(Rows from a figure dataset)
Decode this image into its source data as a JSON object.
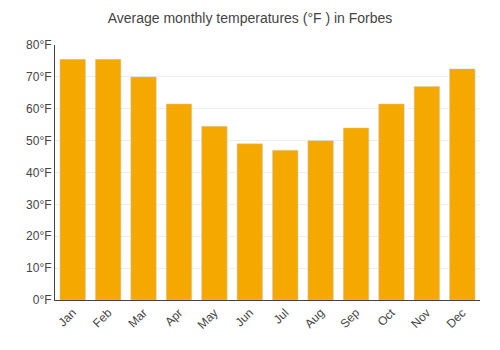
{
  "chart_data": {
    "type": "bar",
    "title": "Average monthly temperatures (°F ) in Forbes",
    "categories": [
      "Jan",
      "Feb",
      "Mar",
      "Apr",
      "May",
      "Jun",
      "Jul",
      "Aug",
      "Sep",
      "Oct",
      "Nov",
      "Dec"
    ],
    "values": [
      75.5,
      75.5,
      70.0,
      61.5,
      54.5,
      49.0,
      47.0,
      50.0,
      54.0,
      61.5,
      67.0,
      72.5
    ],
    "color": "#F5A800",
    "ylim": [
      0,
      80
    ],
    "yticks": [
      {
        "value": 0,
        "label": "0°F"
      },
      {
        "value": 10,
        "label": "10°F"
      },
      {
        "value": 20,
        "label": "20°F"
      },
      {
        "value": 30,
        "label": "30°F"
      },
      {
        "value": 40,
        "label": "40°F"
      },
      {
        "value": 50,
        "label": "50°F"
      },
      {
        "value": 60,
        "label": "60°F"
      },
      {
        "value": 70,
        "label": "70°F"
      },
      {
        "value": 80,
        "label": "80°F"
      }
    ],
    "grid": true
  }
}
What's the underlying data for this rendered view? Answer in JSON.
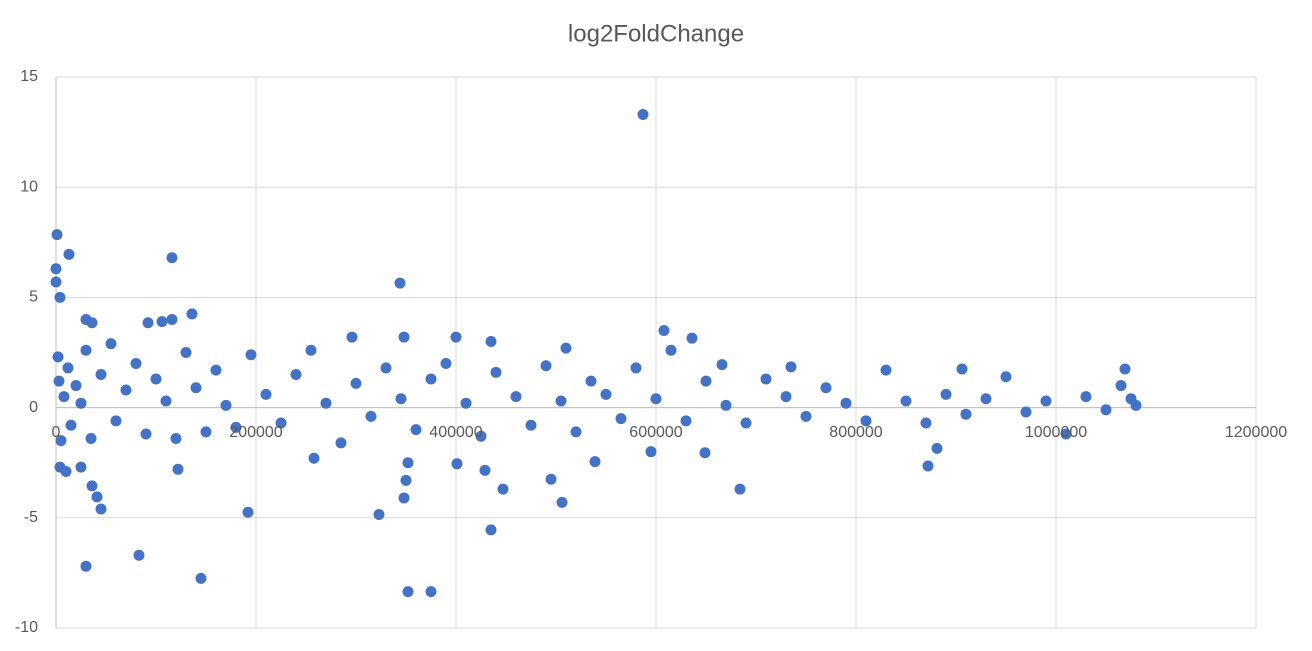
{
  "chart_data": {
    "type": "scatter",
    "title": "log2FoldChange",
    "color": "#4472c4",
    "grid": true,
    "xlim": [
      0,
      1200000
    ],
    "xticks": [
      0,
      200000,
      400000,
      600000,
      800000,
      1000000,
      1200000
    ],
    "ylim": [
      -10,
      15
    ],
    "yticks": [
      -10,
      -5,
      0,
      5,
      10,
      15
    ],
    "x": [
      587000,
      1000,
      0,
      0,
      4000,
      13000,
      116000,
      344000,
      136000,
      30000,
      36000,
      92000,
      106000,
      116000,
      608000,
      636000,
      400000,
      348000,
      296000,
      435000,
      510000,
      666000,
      735000,
      1069000,
      906000,
      145000,
      30000,
      83000,
      352000,
      375000,
      435000,
      192000,
      323000,
      45000,
      41000,
      348000,
      506000,
      684000,
      447000,
      36000,
      495000,
      350000,
      122000,
      429000,
      401000,
      352000,
      872000,
      25000,
      4000,
      10000,
      539000,
      258000,
      595000,
      649000,
      881000,
      2000,
      3000,
      5000,
      8000,
      12000,
      15000,
      20000,
      25000,
      30000,
      35000,
      45000,
      55000,
      60000,
      70000,
      80000,
      90000,
      100000,
      110000,
      120000,
      130000,
      140000,
      150000,
      160000,
      170000,
      180000,
      195000,
      210000,
      225000,
      240000,
      255000,
      270000,
      285000,
      300000,
      315000,
      330000,
      345000,
      360000,
      375000,
      390000,
      410000,
      425000,
      440000,
      460000,
      475000,
      490000,
      505000,
      520000,
      535000,
      550000,
      565000,
      580000,
      600000,
      615000,
      630000,
      650000,
      670000,
      690000,
      710000,
      730000,
      750000,
      770000,
      790000,
      810000,
      830000,
      850000,
      870000,
      890000,
      910000,
      930000,
      950000,
      970000,
      990000,
      1010000,
      1030000,
      1050000,
      1065000,
      1075000,
      1080000
    ],
    "values": [
      13.3,
      7.85,
      6.3,
      5.7,
      5.0,
      6.95,
      6.8,
      5.65,
      4.25,
      4.0,
      3.85,
      3.85,
      3.9,
      4.0,
      3.5,
      3.15,
      3.2,
      3.2,
      3.2,
      3.0,
      2.7,
      1.95,
      1.85,
      1.75,
      1.75,
      -7.75,
      -7.2,
      -6.7,
      -8.35,
      -8.35,
      -5.55,
      -4.75,
      -4.85,
      -4.6,
      -4.05,
      -4.1,
      -4.3,
      -3.7,
      -3.7,
      -3.55,
      -3.25,
      -3.3,
      -2.8,
      -2.85,
      -2.55,
      -2.5,
      -2.65,
      -2.7,
      -2.7,
      -2.9,
      -2.45,
      -2.3,
      -2.0,
      -2.05,
      -1.85,
      2.3,
      1.2,
      -1.5,
      0.5,
      1.8,
      -0.8,
      1.0,
      0.2,
      2.6,
      -1.4,
      1.5,
      2.9,
      -0.6,
      0.8,
      2.0,
      -1.2,
      1.3,
      0.3,
      -1.4,
      2.5,
      0.9,
      -1.1,
      1.7,
      0.1,
      -0.9,
      2.4,
      0.6,
      -0.7,
      1.5,
      2.6,
      0.2,
      -1.6,
      1.1,
      -0.4,
      1.8,
      0.4,
      -1.0,
      1.3,
      2.0,
      0.2,
      -1.3,
      1.6,
      0.5,
      -0.8,
      1.9,
      0.3,
      -1.1,
      1.2,
      0.6,
      -0.5,
      1.8,
      0.4,
      2.6,
      -0.6,
      1.2,
      0.1,
      -0.7,
      1.3,
      0.5,
      -0.4,
      0.9,
      0.2,
      -0.6,
      1.7,
      0.3,
      -0.7,
      0.6,
      -0.3,
      0.4,
      1.4,
      -0.2,
      0.3,
      -1.2,
      0.5,
      -0.1,
      1.0,
      0.4,
      0.1
    ]
  }
}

> **Goal of the exercise**
Repeat the records above exactly, leaving out any pictures they contain.

> **The output**
Decode this image into its source data as a JSON object.
{
  "chart_data": {
    "type": "bar",
    "title": "Average monthly temperatures (°F ) in Forbes",
    "categories": [
      "Jan",
      "Feb",
      "Mar",
      "Apr",
      "May",
      "Jun",
      "Jul",
      "Aug",
      "Sep",
      "Oct",
      "Nov",
      "Dec"
    ],
    "values": [
      75.5,
      75.5,
      70.0,
      61.5,
      54.5,
      49.0,
      47.0,
      50.0,
      54.0,
      61.5,
      67.0,
      72.5
    ],
    "color": "#F5A800",
    "ylim": [
      0,
      80
    ],
    "yticks": [
      {
        "value": 0,
        "label": "0°F"
      },
      {
        "value": 10,
        "label": "10°F"
      },
      {
        "value": 20,
        "label": "20°F"
      },
      {
        "value": 30,
        "label": "30°F"
      },
      {
        "value": 40,
        "label": "40°F"
      },
      {
        "value": 50,
        "label": "50°F"
      },
      {
        "value": 60,
        "label": "60°F"
      },
      {
        "value": 70,
        "label": "70°F"
      },
      {
        "value": 80,
        "label": "80°F"
      }
    ],
    "grid": true
  }
}
What's the underlying data for this rendered view? Answer in JSON.
{
  "chart_data": {
    "type": "scatter",
    "title": "log2FoldChange",
    "color": "#4472c4",
    "grid": true,
    "xlim": [
      0,
      1200000
    ],
    "xticks": [
      0,
      200000,
      400000,
      600000,
      800000,
      1000000,
      1200000
    ],
    "ylim": [
      -10,
      15
    ],
    "yticks": [
      -10,
      -5,
      0,
      5,
      10,
      15
    ],
    "x": [
      587000,
      1000,
      0,
      0,
      4000,
      13000,
      116000,
      344000,
      136000,
      30000,
      36000,
      92000,
      106000,
      116000,
      608000,
      636000,
      400000,
      348000,
      296000,
      435000,
      510000,
      666000,
      735000,
      1069000,
      906000,
      145000,
      30000,
      83000,
      352000,
      375000,
      435000,
      192000,
      323000,
      45000,
      41000,
      348000,
      506000,
      684000,
      447000,
      36000,
      495000,
      350000,
      122000,
      429000,
      401000,
      352000,
      872000,
      25000,
      4000,
      10000,
      539000,
      258000,
      595000,
      649000,
      881000,
      2000,
      3000,
      5000,
      8000,
      12000,
      15000,
      20000,
      25000,
      30000,
      35000,
      45000,
      55000,
      60000,
      70000,
      80000,
      90000,
      100000,
      110000,
      120000,
      130000,
      140000,
      150000,
      160000,
      170000,
      180000,
      195000,
      210000,
      225000,
      240000,
      255000,
      270000,
      285000,
      300000,
      315000,
      330000,
      345000,
      360000,
      375000,
      390000,
      410000,
      425000,
      440000,
      460000,
      475000,
      490000,
      505000,
      520000,
      535000,
      550000,
      565000,
      580000,
      600000,
      615000,
      630000,
      650000,
      670000,
      690000,
      710000,
      730000,
      750000,
      770000,
      790000,
      810000,
      830000,
      850000,
      870000,
      890000,
      910000,
      930000,
      950000,
      970000,
      990000,
      1010000,
      1030000,
      1050000,
      1065000,
      1075000,
      1080000
    ],
    "values": [
      13.3,
      7.85,
      6.3,
      5.7,
      5.0,
      6.95,
      6.8,
      5.65,
      4.25,
      4.0,
      3.85,
      3.85,
      3.9,
      4.0,
      3.5,
      3.15,
      3.2,
      3.2,
      3.2,
      3.0,
      2.7,
      1.95,
      1.85,
      1.75,
      1.75,
      -7.75,
      -7.2,
      -6.7,
      -8.35,
      -8.35,
      -5.55,
      -4.75,
      -4.85,
      -4.6,
      -4.05,
      -4.1,
      -4.3,
      -3.7,
      -3.7,
      -3.55,
      -3.25,
      -3.3,
      -2.8,
      -2.85,
      -2.55,
      -2.5,
      -2.65,
      -2.7,
      -2.7,
      -2.9,
      -2.45,
      -2.3,
      -2.0,
      -2.05,
      -1.85,
      2.3,
      1.2,
      -1.5,
      0.5,
      1.8,
      -0.8,
      1.0,
      0.2,
      2.6,
      -1.4,
      1.5,
      2.9,
      -0.6,
      0.8,
      2.0,
      -1.2,
      1.3,
      0.3,
      -1.4,
      2.5,
      0.9,
      -1.1,
      1.7,
      0.1,
      -0.9,
      2.4,
      0.6,
      -0.7,
      1.5,
      2.6,
      0.2,
      -1.6,
      1.1,
      -0.4,
      1.8,
      0.4,
      -1.0,
      1.3,
      2.0,
      0.2,
      -1.3,
      1.6,
      0.5,
      -0.8,
      1.9,
      0.3,
      -1.1,
      1.2,
      0.6,
      -0.5,
      1.8,
      0.4,
      2.6,
      -0.6,
      1.2,
      0.1,
      -0.7,
      1.3,
      0.5,
      -0.4,
      0.9,
      0.2,
      -0.6,
      1.7,
      0.3,
      -0.7,
      0.6,
      -0.3,
      0.4,
      1.4,
      -0.2,
      0.3,
      -1.2,
      0.5,
      -0.1,
      1.0,
      0.4,
      0.1
    ]
  }
}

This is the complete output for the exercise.